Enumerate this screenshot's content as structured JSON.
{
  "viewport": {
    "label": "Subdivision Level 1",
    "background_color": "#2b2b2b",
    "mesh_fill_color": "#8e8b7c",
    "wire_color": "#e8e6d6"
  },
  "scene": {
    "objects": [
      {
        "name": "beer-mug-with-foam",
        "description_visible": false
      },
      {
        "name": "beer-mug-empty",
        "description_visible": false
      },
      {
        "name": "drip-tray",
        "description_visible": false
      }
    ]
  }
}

-------

OBJECTIVE:
Without leaving anything out, give the entries again exactly.

RESULT OF THIS EXERCISE:
Enumerate this screenshot's content as structured JSON.
{
  "viewport": {
    "label": "Subdivision Level 1",
    "background_color": "#2b2b2b",
    "mesh_fill_color": "#8e8b7c",
    "wire_color": "#e8e6d6"
  },
  "scene": {
    "objects": [
      {
        "name": "beer-mug-with-foam",
        "description_visible": false
      },
      {
        "name": "beer-mug-empty",
        "description_visible": false
      },
      {
        "name": "drip-tray",
        "description_visible": false
      }
    ]
  }
}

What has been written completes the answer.